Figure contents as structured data
####

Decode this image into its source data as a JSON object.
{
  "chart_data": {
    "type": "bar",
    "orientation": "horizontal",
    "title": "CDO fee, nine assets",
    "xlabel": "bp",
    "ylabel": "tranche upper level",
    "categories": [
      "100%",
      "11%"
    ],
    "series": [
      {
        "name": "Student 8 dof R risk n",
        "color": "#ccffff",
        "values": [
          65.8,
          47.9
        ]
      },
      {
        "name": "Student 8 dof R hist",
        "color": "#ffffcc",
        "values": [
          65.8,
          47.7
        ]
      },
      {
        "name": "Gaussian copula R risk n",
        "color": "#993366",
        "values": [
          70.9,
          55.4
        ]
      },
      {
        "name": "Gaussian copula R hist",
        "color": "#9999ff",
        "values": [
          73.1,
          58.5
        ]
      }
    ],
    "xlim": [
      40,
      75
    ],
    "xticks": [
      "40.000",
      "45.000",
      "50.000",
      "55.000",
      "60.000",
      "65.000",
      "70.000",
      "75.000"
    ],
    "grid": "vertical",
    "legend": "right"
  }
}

####

EXERCISE AIM
Compute the number of lines above that contain the string "name". Reply with that value only.

RESPONSE TO THE EXERCISE
4